Job
From the entries below, please gather each line containing the string "Source".

Entries shown
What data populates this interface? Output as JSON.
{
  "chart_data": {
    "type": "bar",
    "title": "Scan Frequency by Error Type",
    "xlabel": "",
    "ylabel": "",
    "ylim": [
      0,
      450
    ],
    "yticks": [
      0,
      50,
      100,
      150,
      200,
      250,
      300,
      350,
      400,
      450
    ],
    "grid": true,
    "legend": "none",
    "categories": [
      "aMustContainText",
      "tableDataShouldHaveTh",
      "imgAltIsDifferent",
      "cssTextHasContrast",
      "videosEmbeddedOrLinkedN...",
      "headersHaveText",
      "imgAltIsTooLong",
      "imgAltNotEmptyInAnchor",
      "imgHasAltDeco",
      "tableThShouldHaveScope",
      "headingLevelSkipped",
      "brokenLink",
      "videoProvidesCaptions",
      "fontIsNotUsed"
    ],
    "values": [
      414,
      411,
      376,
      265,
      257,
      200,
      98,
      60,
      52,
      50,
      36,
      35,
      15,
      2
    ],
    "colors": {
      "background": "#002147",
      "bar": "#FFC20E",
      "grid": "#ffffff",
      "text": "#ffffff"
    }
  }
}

* * *

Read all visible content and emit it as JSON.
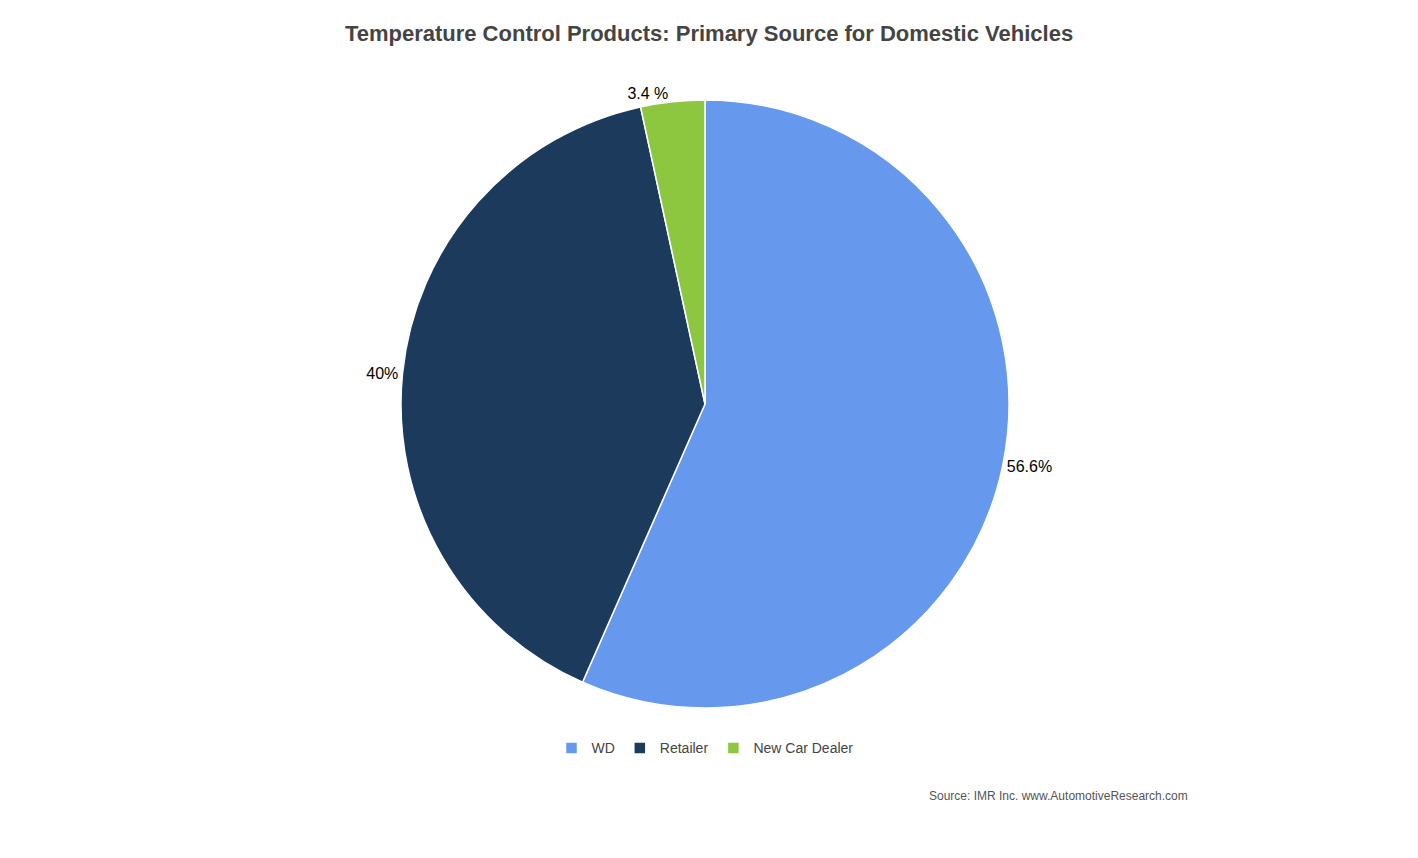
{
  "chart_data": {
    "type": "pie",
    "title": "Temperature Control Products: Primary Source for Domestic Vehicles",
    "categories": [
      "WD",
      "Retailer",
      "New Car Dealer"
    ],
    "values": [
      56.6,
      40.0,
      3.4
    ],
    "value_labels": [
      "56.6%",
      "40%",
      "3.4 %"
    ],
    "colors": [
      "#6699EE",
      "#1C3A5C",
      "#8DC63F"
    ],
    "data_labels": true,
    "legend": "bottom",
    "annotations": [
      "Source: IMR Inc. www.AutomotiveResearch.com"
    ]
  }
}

Solution to this exercise
    "title": "Temperature Control Products: Primary Source for Domestic Vehicles",
      "Source: IMR Inc. www.AutomotiveResearch.com"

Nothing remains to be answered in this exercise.